§ **INFORMATION SUPPLIED**:
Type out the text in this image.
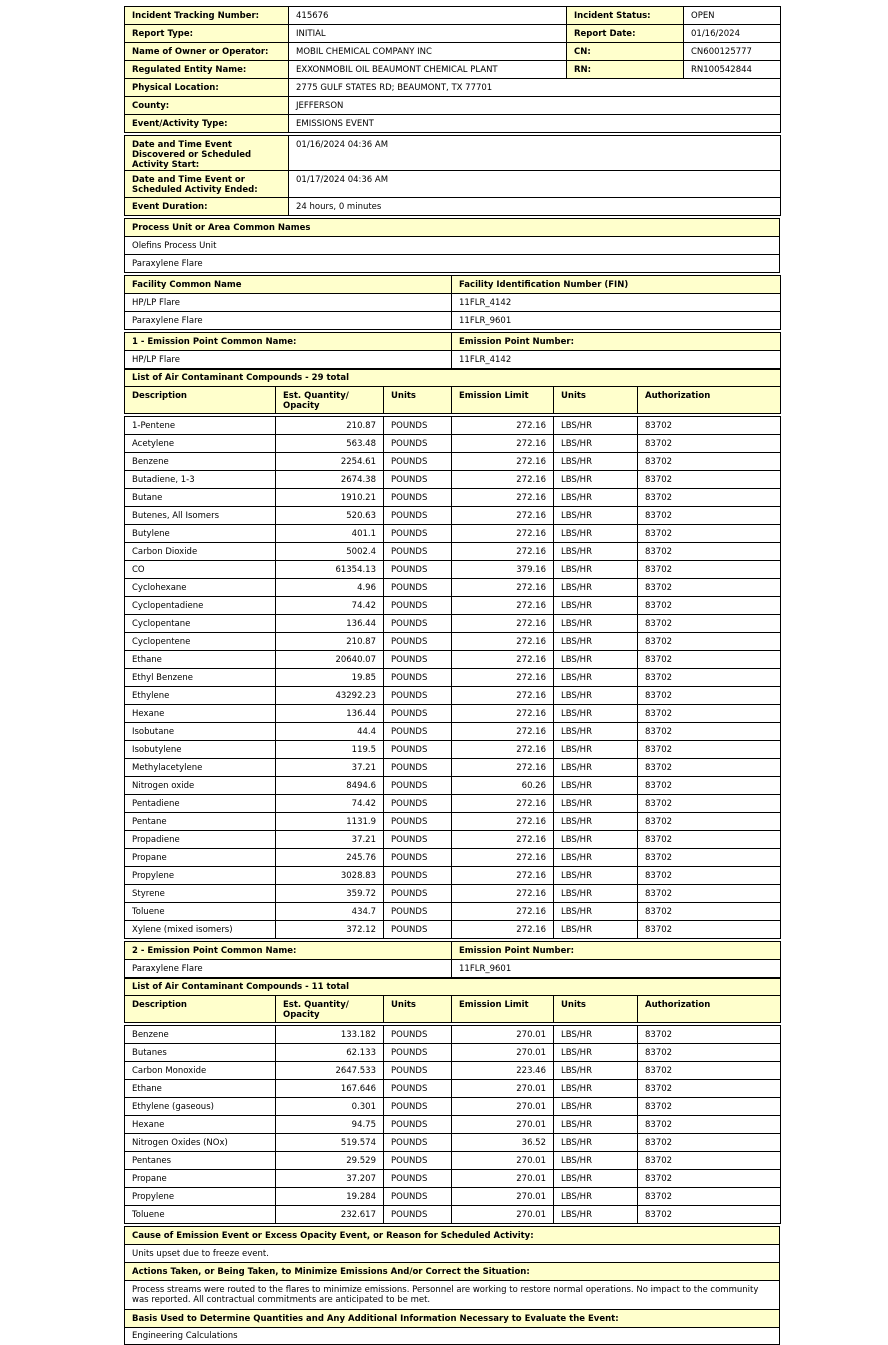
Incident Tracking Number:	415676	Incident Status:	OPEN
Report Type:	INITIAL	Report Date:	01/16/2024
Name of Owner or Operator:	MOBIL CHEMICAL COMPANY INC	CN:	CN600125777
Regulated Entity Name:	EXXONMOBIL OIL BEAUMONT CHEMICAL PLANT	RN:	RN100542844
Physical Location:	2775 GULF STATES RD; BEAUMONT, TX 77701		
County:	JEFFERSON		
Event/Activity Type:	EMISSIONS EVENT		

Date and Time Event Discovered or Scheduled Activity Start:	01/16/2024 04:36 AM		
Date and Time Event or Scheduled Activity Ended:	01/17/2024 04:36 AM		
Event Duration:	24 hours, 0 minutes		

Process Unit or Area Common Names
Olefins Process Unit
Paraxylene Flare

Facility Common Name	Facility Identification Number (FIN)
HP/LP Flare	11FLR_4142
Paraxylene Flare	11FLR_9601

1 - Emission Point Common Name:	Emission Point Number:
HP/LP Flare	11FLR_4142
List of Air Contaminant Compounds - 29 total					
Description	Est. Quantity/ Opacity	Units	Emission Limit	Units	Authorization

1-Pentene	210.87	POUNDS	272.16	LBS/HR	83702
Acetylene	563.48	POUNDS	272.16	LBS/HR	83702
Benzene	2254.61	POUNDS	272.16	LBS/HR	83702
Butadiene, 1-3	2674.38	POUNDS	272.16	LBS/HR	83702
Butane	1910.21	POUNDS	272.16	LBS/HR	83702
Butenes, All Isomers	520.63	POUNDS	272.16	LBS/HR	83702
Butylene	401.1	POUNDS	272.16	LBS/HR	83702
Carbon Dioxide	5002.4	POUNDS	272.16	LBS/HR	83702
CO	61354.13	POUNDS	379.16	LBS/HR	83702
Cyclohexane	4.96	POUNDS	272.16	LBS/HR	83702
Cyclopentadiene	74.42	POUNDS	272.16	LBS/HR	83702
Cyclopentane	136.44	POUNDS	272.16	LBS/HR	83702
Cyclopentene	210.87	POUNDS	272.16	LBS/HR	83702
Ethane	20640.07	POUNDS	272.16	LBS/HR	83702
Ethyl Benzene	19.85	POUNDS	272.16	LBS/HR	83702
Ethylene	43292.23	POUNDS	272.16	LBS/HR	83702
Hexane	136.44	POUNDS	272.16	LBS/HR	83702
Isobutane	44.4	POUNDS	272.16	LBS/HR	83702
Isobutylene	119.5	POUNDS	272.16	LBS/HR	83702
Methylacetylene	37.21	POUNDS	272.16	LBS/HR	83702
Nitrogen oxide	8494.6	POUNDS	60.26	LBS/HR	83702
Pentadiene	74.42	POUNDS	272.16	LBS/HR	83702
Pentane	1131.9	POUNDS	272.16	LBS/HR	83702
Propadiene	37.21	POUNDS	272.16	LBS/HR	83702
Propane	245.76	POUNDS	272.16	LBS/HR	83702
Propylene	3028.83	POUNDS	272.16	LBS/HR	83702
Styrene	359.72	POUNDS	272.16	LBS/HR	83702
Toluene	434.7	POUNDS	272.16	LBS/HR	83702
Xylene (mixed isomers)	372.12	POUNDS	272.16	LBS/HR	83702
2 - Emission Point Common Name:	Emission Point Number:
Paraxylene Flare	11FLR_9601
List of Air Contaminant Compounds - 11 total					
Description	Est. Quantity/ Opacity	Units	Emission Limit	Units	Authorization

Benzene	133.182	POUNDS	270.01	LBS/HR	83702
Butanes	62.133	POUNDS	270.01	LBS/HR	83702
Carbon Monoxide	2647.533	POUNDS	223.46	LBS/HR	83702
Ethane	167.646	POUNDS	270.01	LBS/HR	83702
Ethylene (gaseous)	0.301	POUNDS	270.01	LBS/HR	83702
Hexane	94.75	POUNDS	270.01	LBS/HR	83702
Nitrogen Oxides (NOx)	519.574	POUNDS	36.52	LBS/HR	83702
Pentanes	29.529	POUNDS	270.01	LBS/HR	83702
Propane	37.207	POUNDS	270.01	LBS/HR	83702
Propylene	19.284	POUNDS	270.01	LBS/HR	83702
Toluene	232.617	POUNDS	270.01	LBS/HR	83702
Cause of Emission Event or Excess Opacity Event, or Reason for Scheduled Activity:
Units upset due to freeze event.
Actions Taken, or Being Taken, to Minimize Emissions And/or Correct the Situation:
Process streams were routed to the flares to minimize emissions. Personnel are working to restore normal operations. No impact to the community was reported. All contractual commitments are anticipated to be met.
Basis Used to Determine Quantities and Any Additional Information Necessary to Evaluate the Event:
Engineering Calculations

§ **YOUR OBJECTIVE**:
Pictures are to be left out; all else in the entries above is to be quoted exactly.

§ **ANSWER TO THE TASK**:
Type out the text in this image.
Incident Tracking Number:	415676	Incident Status:	OPEN
Report Type:	INITIAL	Report Date:	01/16/2024
Name of Owner or Operator:	MOBIL CHEMICAL COMPANY INC	CN:	CN600125777
Regulated Entity Name:	EXXONMOBIL OIL BEAUMONT CHEMICAL PLANT	RN:	RN100542844
Physical Location:	2775 GULF STATES RD; BEAUMONT, TX 77701		
County:	JEFFERSON		
Event/Activity Type:	EMISSIONS EVENT		

Date and Time Event Discovered or Scheduled Activity Start:	01/16/2024 04:36 AM		
Date and Time Event or Scheduled Activity Ended:	01/17/2024 04:36 AM		
Event Duration:	24 hours, 0 minutes		

Process Unit or Area Common Names
Olefins Process Unit
Paraxylene Flare

Facility Common Name	Facility Identification Number (FIN)
HP/LP Flare	11FLR_4142
Paraxylene Flare	11FLR_9601

1 - Emission Point Common Name:	Emission Point Number:
HP/LP Flare	11FLR_4142
List of Air Contaminant Compounds - 29 total					
Description	Est. Quantity/ Opacity	Units	Emission Limit	Units	Authorization

1-Pentene	210.87	POUNDS	272.16	LBS/HR	83702
Acetylene	563.48	POUNDS	272.16	LBS/HR	83702
Benzene	2254.61	POUNDS	272.16	LBS/HR	83702
Butadiene, 1-3	2674.38	POUNDS	272.16	LBS/HR	83702
Butane	1910.21	POUNDS	272.16	LBS/HR	83702
Butenes, All Isomers	520.63	POUNDS	272.16	LBS/HR	83702
Butylene	401.1	POUNDS	272.16	LBS/HR	83702
Carbon Dioxide	5002.4	POUNDS	272.16	LBS/HR	83702
CO	61354.13	POUNDS	379.16	LBS/HR	83702
Cyclohexane	4.96	POUNDS	272.16	LBS/HR	83702
Cyclopentadiene	74.42	POUNDS	272.16	LBS/HR	83702
Cyclopentane	136.44	POUNDS	272.16	LBS/HR	83702
Cyclopentene	210.87	POUNDS	272.16	LBS/HR	83702
Ethane	20640.07	POUNDS	272.16	LBS/HR	83702
Ethyl Benzene	19.85	POUNDS	272.16	LBS/HR	83702
Ethylene	43292.23	POUNDS	272.16	LBS/HR	83702
Hexane	136.44	POUNDS	272.16	LBS/HR	83702
Isobutane	44.4	POUNDS	272.16	LBS/HR	83702
Isobutylene	119.5	POUNDS	272.16	LBS/HR	83702
Methylacetylene	37.21	POUNDS	272.16	LBS/HR	83702
Nitrogen oxide	8494.6	POUNDS	60.26	LBS/HR	83702
Pentadiene	74.42	POUNDS	272.16	LBS/HR	83702
Pentane	1131.9	POUNDS	272.16	LBS/HR	83702
Propadiene	37.21	POUNDS	272.16	LBS/HR	83702
Propane	245.76	POUNDS	272.16	LBS/HR	83702
Propylene	3028.83	POUNDS	272.16	LBS/HR	83702
Styrene	359.72	POUNDS	272.16	LBS/HR	83702
Toluene	434.7	POUNDS	272.16	LBS/HR	83702
Xylene (mixed isomers)	372.12	POUNDS	272.16	LBS/HR	83702
2 - Emission Point Common Name:	Emission Point Number:
Paraxylene Flare	11FLR_9601
List of Air Contaminant Compounds - 11 total					
Description	Est. Quantity/ Opacity	Units	Emission Limit	Units	Authorization

Benzene	133.182	POUNDS	270.01	LBS/HR	83702
Butanes	62.133	POUNDS	270.01	LBS/HR	83702
Carbon Monoxide	2647.533	POUNDS	223.46	LBS/HR	83702
Ethane	167.646	POUNDS	270.01	LBS/HR	83702
Ethylene (gaseous)	0.301	POUNDS	270.01	LBS/HR	83702
Hexane	94.75	POUNDS	270.01	LBS/HR	83702
Nitrogen Oxides (NOx)	519.574	POUNDS	36.52	LBS/HR	83702
Pentanes	29.529	POUNDS	270.01	LBS/HR	83702
Propane	37.207	POUNDS	270.01	LBS/HR	83702
Propylene	19.284	POUNDS	270.01	LBS/HR	83702
Toluene	232.617	POUNDS	270.01	LBS/HR	83702
Cause of Emission Event or Excess Opacity Event, or Reason for Scheduled Activity:
Units upset due to freeze event.
Actions Taken, or Being Taken, to Minimize Emissions And/or Correct the Situation:
Process streams were routed to the flares to minimize emissions. Personnel are working to restore normal operations. No impact to the community was reported. All contractual commitments are anticipated to be met.
Basis Used to Determine Quantities and Any Additional Information Necessary to Evaluate the Event:
Engineering Calculations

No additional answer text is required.